▸ Materials provided
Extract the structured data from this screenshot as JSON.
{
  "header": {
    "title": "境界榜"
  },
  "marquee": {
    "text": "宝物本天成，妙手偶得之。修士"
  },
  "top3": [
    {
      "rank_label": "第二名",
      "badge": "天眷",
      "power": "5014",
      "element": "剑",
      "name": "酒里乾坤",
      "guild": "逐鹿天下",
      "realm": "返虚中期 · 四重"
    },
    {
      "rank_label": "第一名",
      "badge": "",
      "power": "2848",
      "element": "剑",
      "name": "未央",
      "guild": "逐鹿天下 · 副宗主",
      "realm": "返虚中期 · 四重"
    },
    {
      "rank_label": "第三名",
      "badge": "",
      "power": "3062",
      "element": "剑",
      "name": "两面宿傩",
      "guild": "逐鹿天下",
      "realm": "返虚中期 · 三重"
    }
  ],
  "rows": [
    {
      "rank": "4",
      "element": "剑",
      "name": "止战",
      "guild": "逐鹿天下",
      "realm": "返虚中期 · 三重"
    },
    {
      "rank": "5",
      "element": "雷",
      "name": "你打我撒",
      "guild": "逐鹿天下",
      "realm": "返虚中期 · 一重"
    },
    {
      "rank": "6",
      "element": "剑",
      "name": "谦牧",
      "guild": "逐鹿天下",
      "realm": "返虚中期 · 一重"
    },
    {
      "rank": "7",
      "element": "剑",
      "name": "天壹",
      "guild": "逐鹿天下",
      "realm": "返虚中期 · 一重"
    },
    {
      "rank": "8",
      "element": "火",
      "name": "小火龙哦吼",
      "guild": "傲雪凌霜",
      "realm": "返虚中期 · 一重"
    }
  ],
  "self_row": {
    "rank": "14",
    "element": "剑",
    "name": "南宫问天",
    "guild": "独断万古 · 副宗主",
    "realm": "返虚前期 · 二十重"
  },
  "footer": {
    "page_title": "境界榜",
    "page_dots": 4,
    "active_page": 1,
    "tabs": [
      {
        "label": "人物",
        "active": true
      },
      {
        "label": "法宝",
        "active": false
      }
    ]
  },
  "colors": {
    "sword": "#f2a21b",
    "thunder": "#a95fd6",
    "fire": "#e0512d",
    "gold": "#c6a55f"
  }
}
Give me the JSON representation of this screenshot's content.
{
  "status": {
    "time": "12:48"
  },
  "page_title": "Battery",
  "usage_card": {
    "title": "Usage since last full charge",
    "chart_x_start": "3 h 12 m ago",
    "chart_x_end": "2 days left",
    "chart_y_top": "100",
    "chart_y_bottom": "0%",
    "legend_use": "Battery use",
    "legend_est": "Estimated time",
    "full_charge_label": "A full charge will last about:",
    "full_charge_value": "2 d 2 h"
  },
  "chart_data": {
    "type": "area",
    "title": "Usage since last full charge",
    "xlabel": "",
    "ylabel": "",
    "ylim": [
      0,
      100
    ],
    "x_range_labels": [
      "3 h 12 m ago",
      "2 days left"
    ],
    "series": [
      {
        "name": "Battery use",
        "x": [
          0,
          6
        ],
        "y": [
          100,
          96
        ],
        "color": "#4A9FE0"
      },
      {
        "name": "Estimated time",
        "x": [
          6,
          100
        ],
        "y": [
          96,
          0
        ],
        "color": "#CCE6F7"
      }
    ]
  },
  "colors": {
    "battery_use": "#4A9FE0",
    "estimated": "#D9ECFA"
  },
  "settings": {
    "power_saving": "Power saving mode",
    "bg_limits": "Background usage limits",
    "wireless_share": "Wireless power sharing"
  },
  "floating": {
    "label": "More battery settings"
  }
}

▸ Required work
Search the data above for the string "JSON" and return every line that has it.

▸ Answer to this exercise
Extract the structured data from this screenshot as JSON.
Give me the JSON representation of this screenshot's content.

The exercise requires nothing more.